Extracted records:

___

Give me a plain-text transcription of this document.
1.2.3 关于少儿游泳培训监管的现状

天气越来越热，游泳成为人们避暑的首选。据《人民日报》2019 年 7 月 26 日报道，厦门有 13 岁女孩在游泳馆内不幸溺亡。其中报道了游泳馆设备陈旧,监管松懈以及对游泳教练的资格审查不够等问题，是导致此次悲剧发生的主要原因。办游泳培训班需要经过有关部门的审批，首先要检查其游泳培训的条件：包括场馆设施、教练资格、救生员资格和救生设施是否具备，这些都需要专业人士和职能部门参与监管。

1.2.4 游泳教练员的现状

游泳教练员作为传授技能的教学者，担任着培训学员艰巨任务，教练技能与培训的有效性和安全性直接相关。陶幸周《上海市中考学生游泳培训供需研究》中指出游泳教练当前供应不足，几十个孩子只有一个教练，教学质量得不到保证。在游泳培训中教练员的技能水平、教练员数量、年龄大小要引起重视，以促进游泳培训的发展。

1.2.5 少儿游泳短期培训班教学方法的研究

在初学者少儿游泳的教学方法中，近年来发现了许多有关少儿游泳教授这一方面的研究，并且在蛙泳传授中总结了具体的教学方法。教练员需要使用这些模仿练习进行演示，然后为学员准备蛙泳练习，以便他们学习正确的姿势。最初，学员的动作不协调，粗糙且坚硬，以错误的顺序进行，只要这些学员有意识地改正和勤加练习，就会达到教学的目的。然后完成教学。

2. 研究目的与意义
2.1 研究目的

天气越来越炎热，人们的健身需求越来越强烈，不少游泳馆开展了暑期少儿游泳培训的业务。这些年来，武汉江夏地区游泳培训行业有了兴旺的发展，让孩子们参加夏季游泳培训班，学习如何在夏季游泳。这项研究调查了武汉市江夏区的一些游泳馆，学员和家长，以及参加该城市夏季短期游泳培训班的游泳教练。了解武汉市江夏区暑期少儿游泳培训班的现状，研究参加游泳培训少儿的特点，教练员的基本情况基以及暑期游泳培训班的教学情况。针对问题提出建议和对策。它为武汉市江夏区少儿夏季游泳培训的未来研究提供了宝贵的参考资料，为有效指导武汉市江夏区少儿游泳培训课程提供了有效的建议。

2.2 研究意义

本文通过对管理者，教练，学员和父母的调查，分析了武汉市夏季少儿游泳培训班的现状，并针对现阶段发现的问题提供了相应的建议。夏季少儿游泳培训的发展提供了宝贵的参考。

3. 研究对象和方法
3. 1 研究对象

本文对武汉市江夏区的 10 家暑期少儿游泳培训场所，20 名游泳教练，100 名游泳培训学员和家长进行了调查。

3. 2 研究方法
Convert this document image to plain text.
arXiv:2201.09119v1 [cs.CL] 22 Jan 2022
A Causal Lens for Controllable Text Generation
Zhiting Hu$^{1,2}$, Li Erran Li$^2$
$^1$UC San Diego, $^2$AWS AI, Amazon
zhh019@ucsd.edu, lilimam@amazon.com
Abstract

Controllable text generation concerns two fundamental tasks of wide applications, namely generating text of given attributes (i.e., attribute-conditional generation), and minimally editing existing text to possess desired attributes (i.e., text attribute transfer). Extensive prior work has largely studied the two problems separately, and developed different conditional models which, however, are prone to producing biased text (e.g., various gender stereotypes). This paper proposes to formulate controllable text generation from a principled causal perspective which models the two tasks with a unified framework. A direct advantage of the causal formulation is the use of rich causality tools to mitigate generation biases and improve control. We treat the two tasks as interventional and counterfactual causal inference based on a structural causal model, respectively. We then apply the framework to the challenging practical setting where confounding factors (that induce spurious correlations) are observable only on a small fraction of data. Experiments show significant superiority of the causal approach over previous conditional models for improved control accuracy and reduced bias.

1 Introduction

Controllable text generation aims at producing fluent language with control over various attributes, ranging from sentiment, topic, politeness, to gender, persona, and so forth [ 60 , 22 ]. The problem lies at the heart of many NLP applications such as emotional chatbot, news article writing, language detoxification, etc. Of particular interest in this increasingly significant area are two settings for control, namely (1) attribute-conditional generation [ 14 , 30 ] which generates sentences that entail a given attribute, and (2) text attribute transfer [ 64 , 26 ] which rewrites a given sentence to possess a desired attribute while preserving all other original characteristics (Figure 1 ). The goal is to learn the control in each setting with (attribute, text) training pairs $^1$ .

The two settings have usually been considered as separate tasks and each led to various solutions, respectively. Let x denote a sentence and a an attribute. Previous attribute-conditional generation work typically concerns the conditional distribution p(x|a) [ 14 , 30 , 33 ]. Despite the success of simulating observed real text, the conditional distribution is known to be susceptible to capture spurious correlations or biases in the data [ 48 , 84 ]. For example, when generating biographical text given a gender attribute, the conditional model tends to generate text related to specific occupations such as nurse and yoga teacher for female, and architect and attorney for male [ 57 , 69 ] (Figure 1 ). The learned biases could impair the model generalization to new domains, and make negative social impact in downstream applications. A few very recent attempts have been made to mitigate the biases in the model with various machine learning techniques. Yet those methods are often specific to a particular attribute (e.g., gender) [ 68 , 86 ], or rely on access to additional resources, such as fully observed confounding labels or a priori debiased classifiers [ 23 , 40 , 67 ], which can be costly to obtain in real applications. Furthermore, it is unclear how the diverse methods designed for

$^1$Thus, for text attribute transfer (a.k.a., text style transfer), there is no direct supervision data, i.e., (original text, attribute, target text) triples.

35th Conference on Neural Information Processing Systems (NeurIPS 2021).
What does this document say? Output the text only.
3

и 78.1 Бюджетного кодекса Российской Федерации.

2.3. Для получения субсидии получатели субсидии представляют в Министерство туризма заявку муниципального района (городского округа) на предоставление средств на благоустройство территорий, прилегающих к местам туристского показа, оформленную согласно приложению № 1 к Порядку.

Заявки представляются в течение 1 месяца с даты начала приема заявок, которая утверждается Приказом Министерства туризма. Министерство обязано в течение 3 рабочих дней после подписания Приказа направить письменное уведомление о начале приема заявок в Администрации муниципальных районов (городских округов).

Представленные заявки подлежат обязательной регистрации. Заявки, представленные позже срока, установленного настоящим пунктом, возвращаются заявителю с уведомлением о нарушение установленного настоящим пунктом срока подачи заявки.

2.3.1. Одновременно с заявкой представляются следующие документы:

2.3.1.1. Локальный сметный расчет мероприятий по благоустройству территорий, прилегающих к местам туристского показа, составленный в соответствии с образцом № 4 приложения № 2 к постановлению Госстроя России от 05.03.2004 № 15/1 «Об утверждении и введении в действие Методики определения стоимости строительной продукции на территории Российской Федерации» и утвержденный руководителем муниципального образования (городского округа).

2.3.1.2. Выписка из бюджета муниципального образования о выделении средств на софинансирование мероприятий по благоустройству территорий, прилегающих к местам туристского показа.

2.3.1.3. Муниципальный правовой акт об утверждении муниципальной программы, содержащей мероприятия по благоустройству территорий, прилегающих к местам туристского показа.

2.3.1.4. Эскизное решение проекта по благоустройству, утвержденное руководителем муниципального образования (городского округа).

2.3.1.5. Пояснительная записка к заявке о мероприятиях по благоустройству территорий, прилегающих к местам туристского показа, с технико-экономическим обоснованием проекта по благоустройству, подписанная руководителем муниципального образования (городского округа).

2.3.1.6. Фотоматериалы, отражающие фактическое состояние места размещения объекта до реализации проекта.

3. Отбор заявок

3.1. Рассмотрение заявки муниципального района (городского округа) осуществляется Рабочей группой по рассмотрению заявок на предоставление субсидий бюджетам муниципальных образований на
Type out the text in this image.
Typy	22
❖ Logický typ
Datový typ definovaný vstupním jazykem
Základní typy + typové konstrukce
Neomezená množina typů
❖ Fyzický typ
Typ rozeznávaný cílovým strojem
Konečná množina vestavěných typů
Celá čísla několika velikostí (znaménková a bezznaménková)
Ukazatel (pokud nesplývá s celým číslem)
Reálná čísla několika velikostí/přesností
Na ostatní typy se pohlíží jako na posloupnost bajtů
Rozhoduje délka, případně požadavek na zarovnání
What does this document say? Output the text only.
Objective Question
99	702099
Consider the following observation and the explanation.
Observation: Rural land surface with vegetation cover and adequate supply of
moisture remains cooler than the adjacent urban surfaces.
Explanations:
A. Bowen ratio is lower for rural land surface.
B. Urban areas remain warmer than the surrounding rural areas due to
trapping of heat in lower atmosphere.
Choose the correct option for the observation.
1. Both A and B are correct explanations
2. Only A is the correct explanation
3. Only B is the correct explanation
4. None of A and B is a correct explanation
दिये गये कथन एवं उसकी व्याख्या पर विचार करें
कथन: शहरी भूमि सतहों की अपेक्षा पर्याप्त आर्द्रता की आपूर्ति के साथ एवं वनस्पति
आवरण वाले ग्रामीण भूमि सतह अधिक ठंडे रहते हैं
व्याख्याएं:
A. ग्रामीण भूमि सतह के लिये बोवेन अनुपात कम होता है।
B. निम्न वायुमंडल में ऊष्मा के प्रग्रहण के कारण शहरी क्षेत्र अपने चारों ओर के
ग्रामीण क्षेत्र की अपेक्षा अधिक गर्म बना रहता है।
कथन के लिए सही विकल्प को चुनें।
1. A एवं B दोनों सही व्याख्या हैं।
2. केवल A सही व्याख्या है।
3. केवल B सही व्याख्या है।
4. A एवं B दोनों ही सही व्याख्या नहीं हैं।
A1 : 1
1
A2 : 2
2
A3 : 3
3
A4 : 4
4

___

# PROBLEM TO WORK ON:
Find each line holding the string "transfer" and copy it out.

# FULL SOLUTION:
Controllable text generation concerns two fundamental tasks of wide applications, namely generating text of given attributes (i.e., attribute-conditional generation), and minimally editing existing text to possess desired attributes (i.e., text attribute transfer). Extensive prior work has largely studied the two problems separately, and developed different conditional models which, however, are prone to producing biased text (e.g., various gender stereotypes). This paper proposes to formulate controllable text generation from a principled causal perspective which models the two tasks with a unified framework. A direct advantage of the causal formulation is the use of rich causality tools to mitigate generation biases and improve control. We treat the two tasks as interventional and counterfactual causal inference based on a structural causal model, respectively. We then apply the framework to the challenging practical setting where confounding factors (that induce spurious correlations) are observable only on a small fraction of data. Experiments show significant superiority of the causal approach over previous conditional models for improved control accuracy and reduced bias.
Controllable text generation aims at producing fluent language with control over various attributes, ranging from sentiment, topic, politeness, to gender, persona, and so forth [ 60 , 22 ]. The problem lies at the heart of many NLP applications such as emotional chatbot, news article writing, language detoxification, etc. Of particular interest in this increasingly significant area are two settings for control, namely (1) attribute-conditional generation [ 14 , 30 ] which generates sentences that entail a given attribute, and (2) text attribute transfer [ 64 , 26 ] which rewrites a given sentence to possess a desired attribute while preserving all other original characteristics (Figure 1 ). The goal is to learn the control in each setting with (attribute, text) training pairs $^1$ .
$^1$Thus, for text attribute transfer (a.k.a., text style transfer), there is no direct supervision data, i.e., (original text, attribute, target text) triples.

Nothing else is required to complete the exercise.